- EXTRACT:
Monday, October 8, 2012

JINBO - 2012 - KRNB

Electrosoul/Pop Remix
   [FOR FREE]
<a href="http://jinbothesuperfreak.bandcamp.com/">?</a>
English
As a Korean, sometimes I wonder what it is about our pop music that has recently captured so many people’s attention worldwide. My more cynical comrades paint a picture of immature fanboys fawning over the admittedly gorgeous legs of Girls Generation’s goddesses to justify their antipathy towards shallow drivel like “Gee”. But as Korean R&B artist Jinbo shows, there must be something about the music too: his moody, trippy interpretations of Korean pop classics reveal surprisingly vulnerable characters that come off as immediately relatable despite their transfer to another medium.
The first track, a remix of Kim Gun-mo’s “Red Umbrella”, almost sounds like music for a wedding in 2028: soaring synths twirl and soar across a beat that wouldn’t be out of place on the playgrounds of jumproping elementary schoolgirls, a rhythm that makes JINBO’s puppy-dog pleas for romance even more winning. JINBO proves an adept vocalist throughout, a chameleon who can adapt his voice to fit any mode, be it wide-eyed awe or hazy seduction. He’s assisted throughout by an entire storehouse’s worth of instruments, from the lounge piano and faux orchestra that ground the soulful “I Knew” to the futuristic, chopped beat machine that drives the pounding, Daft Punk-esque “Best Friend”.

- USING THE INFORMATION:
[1] In the KRNB review, which song does the first track remix, and whose song is it?
[2] Do these statements agree with the KRNB review? (a) Jinbo is called a Korean R&B artist. (b) The lounge piano and faux orchestra ground "Best Friend." (c) The reviewer's cynical comrades are fond of "Gee."
[3] Continue the KRNB review from the point where it stops.
The listing that comes next was taken from a separate source.

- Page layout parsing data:
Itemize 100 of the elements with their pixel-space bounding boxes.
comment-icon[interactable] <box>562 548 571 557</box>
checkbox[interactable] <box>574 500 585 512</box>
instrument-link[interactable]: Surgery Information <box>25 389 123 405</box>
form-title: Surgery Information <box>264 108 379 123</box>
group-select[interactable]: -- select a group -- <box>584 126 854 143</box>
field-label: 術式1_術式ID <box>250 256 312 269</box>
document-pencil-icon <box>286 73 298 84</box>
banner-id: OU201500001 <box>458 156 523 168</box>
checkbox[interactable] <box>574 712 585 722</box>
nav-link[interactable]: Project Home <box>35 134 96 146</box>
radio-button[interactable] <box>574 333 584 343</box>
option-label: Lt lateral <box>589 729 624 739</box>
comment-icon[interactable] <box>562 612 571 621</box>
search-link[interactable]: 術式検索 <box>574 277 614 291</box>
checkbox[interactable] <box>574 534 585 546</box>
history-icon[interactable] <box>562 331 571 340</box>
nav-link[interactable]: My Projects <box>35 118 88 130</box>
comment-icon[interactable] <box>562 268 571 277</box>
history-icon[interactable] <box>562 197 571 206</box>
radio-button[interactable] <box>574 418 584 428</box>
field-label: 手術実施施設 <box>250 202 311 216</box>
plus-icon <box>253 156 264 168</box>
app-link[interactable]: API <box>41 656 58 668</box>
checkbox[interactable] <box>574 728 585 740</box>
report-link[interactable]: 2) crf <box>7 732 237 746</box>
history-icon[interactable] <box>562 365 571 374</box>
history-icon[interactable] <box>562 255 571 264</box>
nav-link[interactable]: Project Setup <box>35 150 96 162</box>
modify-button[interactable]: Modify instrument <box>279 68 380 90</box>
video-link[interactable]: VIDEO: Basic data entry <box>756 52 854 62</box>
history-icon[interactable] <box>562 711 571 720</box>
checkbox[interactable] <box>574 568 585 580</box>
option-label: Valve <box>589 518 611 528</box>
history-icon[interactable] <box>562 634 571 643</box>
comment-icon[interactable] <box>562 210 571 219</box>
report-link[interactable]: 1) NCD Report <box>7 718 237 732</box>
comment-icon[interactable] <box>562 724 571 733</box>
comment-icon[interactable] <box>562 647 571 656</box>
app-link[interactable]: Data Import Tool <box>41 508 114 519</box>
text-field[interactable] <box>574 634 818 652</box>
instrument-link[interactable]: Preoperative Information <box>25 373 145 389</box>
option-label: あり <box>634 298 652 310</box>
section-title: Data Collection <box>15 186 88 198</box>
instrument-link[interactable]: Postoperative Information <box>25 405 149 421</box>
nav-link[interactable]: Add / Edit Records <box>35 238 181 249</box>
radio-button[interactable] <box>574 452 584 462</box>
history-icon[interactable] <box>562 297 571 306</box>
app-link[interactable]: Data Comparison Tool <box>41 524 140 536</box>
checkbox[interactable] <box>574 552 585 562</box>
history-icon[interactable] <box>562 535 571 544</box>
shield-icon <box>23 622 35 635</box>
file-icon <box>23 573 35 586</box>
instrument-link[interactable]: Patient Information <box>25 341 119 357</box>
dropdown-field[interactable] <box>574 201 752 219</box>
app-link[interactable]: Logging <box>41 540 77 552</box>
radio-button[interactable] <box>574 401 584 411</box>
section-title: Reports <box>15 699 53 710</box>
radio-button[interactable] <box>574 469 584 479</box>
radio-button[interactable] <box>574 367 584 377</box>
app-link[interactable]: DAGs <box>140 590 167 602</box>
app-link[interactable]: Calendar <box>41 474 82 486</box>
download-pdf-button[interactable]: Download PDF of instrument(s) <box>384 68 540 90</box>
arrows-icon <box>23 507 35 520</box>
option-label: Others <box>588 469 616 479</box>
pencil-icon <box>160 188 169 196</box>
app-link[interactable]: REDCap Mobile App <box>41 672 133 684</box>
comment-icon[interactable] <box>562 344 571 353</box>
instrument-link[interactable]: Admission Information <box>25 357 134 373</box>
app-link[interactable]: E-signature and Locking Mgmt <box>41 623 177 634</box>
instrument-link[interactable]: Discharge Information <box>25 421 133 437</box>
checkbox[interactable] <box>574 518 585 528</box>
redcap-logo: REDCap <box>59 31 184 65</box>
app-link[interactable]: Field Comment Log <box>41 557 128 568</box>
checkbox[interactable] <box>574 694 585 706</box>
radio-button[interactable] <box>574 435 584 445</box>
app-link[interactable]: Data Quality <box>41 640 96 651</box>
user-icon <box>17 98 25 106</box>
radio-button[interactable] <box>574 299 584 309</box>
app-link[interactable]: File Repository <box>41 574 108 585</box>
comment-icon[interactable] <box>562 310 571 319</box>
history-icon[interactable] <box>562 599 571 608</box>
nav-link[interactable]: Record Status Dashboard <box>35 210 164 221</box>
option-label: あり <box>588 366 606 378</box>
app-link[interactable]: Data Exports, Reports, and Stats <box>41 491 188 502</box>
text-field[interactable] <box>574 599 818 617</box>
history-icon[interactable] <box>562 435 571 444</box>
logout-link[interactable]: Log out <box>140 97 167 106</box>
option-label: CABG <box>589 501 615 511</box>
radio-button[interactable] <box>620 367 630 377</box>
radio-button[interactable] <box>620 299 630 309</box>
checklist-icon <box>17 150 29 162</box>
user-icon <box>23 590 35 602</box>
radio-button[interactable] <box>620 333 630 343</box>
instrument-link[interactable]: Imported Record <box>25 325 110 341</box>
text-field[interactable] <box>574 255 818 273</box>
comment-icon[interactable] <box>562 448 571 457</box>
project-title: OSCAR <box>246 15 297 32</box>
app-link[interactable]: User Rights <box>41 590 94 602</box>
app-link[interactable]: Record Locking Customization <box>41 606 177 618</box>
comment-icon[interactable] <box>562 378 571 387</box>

- EXPECTED OUTPUTS:
[1] Kim Gun-mo's "Red Umbrella."

[2]
(a) Yes: "Korean R&B artist Jinbo"
(b) No: "the lounge piano and faux orchestra that ground the soulful “I Knew”"
(c) No: "their antipathy towards shallow drivel like “Gee”"

[3]
For those uninitiated to the backlog of Korean pop, the album is a legitimately thrilling affair, and those wary of the quality of the source material need not be worried; even when JINBO adapts populist hits like Girls Generation’s “Gee” and BoA’s “Love Game”, he fills in the personal details of these pop stars, those wounded heroes and heroines we all secretly look up to. That KRNB is a novel approach to old material rather than a novelty is the highest compliment I can pay it—and the pained, honest voice that brought it to life.